— start of DATA PROVIDED —

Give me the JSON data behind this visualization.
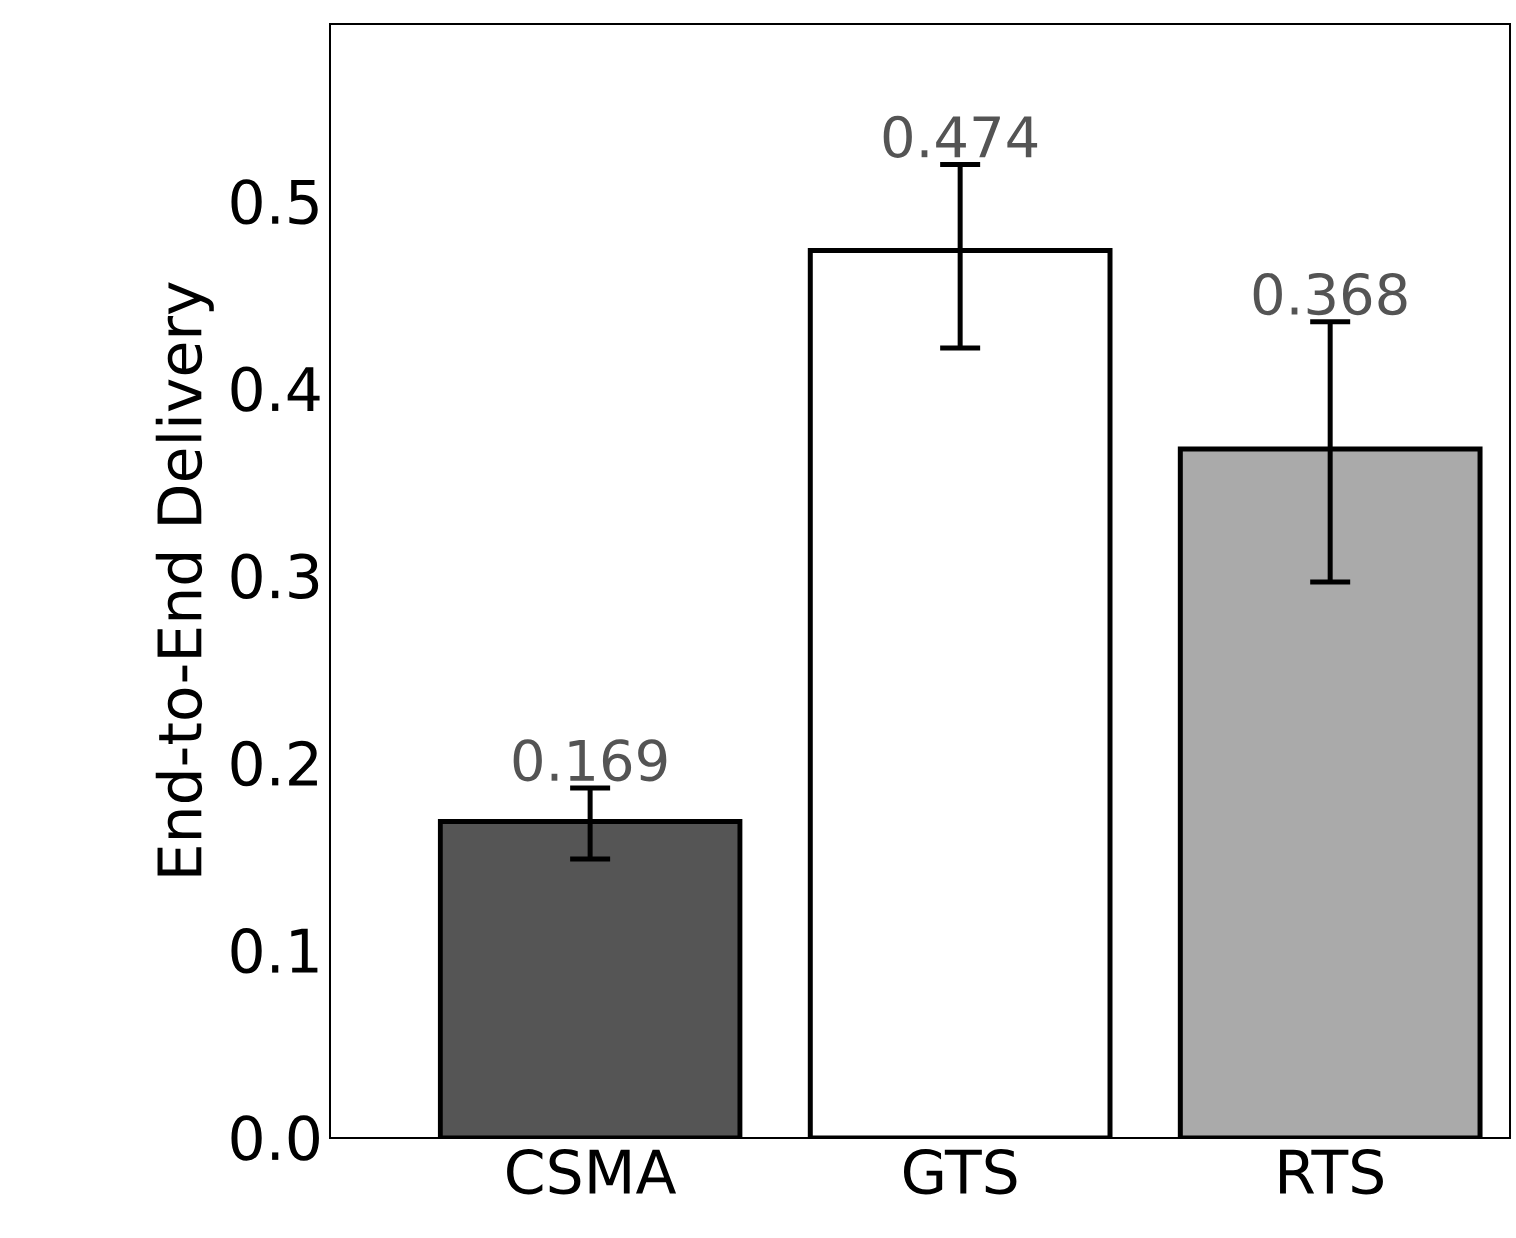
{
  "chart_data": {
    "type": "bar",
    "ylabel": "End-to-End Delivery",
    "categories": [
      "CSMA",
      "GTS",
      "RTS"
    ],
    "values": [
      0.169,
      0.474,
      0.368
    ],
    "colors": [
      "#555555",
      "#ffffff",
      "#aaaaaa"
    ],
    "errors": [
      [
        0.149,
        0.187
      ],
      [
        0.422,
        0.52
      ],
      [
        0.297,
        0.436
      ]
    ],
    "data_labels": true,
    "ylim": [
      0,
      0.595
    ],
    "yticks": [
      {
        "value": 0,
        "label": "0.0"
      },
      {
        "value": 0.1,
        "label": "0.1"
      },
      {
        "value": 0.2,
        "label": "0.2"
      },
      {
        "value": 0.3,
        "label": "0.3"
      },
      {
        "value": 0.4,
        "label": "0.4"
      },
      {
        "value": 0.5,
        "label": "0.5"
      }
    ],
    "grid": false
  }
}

— end of DATA PROVIDED —

Copy the whole listing above word for word but do not carry over the pictures.

Give me the JSON data behind this visualization.
{
  "chart_data": {
    "type": "bar",
    "ylabel": "End-to-End Delivery",
    "categories": [
      "CSMA",
      "GTS",
      "RTS"
    ],
    "values": [
      0.169,
      0.474,
      0.368
    ],
    "colors": [
      "#555555",
      "#ffffff",
      "#aaaaaa"
    ],
    "errors": [
      [
        0.149,
        0.187
      ],
      [
        0.422,
        0.52
      ],
      [
        0.297,
        0.436
      ]
    ],
    "data_labels": true,
    "ylim": [
      0,
      0.595
    ],
    "yticks": [
      {
        "value": 0,
        "label": "0.0"
      },
      {
        "value": 0.1,
        "label": "0.1"
      },
      {
        "value": 0.2,
        "label": "0.2"
      },
      {
        "value": 0.3,
        "label": "0.3"
      },
      {
        "value": 0.4,
        "label": "0.4"
      },
      {
        "value": 0.5,
        "label": "0.5"
      }
    ],
    "grid": false
  }
}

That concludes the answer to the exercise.